▸ Some records
# # # # #
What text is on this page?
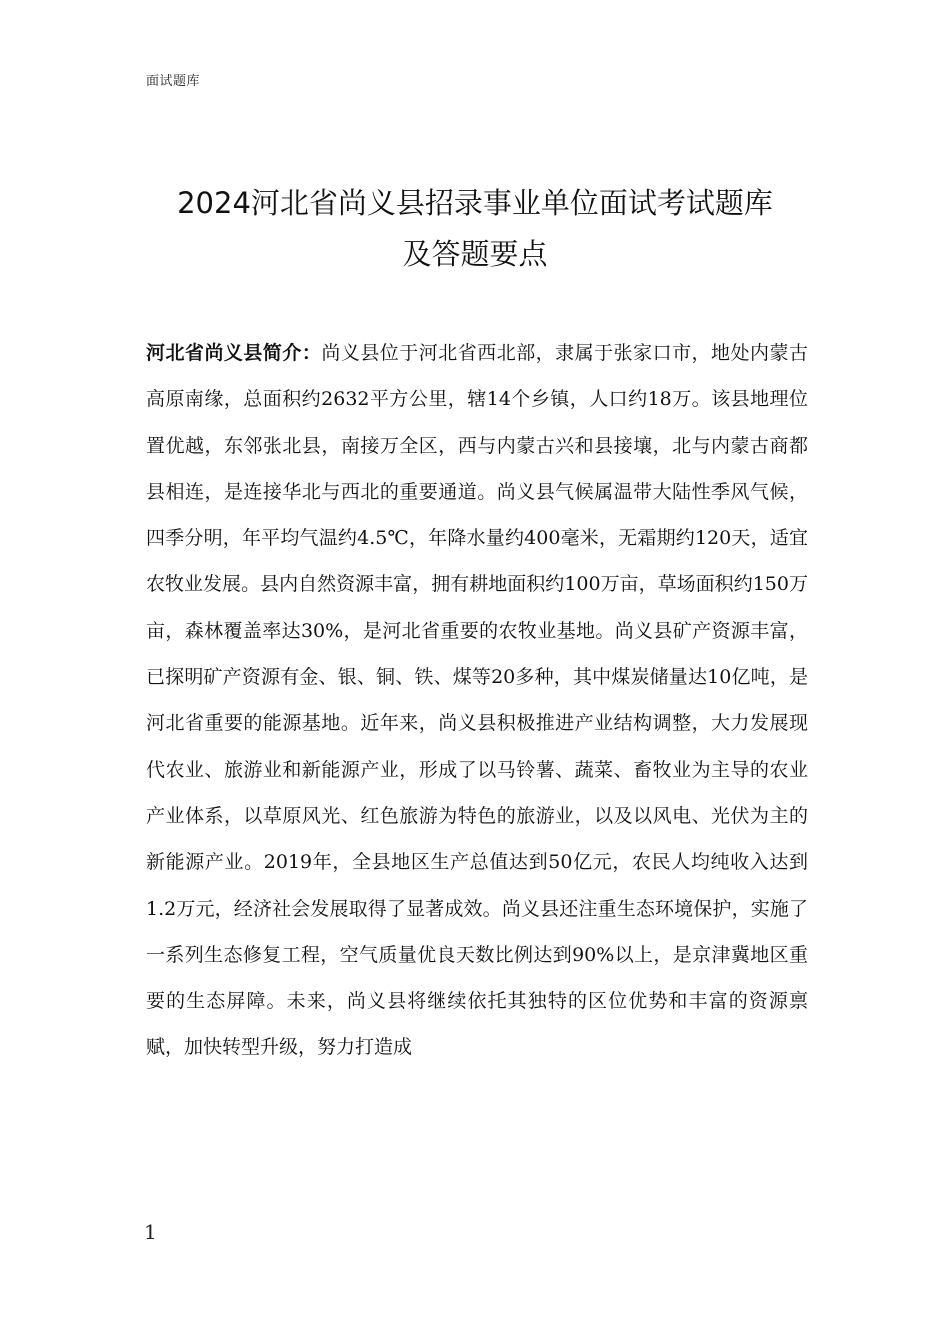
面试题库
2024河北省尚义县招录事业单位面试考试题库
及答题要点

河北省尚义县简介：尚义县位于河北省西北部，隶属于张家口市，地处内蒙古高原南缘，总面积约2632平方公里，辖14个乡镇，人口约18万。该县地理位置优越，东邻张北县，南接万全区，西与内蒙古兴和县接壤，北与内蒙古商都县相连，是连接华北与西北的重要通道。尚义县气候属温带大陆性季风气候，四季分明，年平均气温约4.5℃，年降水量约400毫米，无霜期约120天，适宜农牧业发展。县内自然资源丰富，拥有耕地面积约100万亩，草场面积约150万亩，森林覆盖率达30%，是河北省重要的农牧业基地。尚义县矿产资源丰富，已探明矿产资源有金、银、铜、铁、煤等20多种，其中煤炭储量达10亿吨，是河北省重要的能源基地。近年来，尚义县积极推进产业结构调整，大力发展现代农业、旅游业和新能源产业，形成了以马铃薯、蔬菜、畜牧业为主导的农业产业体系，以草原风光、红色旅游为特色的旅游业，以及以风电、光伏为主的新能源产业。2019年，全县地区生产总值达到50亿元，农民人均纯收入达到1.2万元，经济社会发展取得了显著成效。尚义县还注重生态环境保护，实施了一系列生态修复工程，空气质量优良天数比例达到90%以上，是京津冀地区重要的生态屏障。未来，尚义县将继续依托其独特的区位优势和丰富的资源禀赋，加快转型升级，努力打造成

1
# # # # #
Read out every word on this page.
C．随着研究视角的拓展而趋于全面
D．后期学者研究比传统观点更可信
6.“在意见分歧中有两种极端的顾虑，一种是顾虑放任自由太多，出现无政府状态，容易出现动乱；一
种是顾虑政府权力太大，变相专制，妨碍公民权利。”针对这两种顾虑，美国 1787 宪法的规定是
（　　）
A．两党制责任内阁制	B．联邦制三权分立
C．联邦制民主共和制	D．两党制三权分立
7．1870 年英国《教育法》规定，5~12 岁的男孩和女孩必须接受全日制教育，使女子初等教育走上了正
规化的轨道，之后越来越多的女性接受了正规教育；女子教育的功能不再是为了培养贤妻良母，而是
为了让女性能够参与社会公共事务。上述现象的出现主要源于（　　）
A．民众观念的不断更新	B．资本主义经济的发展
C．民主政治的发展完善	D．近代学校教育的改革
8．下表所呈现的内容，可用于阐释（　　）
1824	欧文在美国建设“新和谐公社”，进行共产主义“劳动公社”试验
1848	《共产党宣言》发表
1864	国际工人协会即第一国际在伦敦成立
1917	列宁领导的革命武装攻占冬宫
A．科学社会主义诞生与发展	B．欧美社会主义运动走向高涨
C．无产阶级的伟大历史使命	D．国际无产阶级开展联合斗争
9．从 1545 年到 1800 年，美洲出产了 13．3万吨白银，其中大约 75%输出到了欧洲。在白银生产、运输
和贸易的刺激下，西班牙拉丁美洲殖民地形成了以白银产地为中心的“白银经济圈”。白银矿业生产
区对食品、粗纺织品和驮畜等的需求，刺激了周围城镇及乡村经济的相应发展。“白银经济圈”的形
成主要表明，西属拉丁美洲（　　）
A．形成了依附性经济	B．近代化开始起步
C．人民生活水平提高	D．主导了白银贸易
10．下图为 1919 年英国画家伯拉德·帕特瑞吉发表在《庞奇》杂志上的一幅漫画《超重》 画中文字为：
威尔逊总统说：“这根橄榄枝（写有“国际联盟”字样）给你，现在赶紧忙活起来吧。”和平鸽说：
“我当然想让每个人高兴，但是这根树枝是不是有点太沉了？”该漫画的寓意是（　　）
# # # # #
Each line that holds the word "this" should be extracted from the records.

▸ Correct answer
What text is on this page?
Read out every word on this page.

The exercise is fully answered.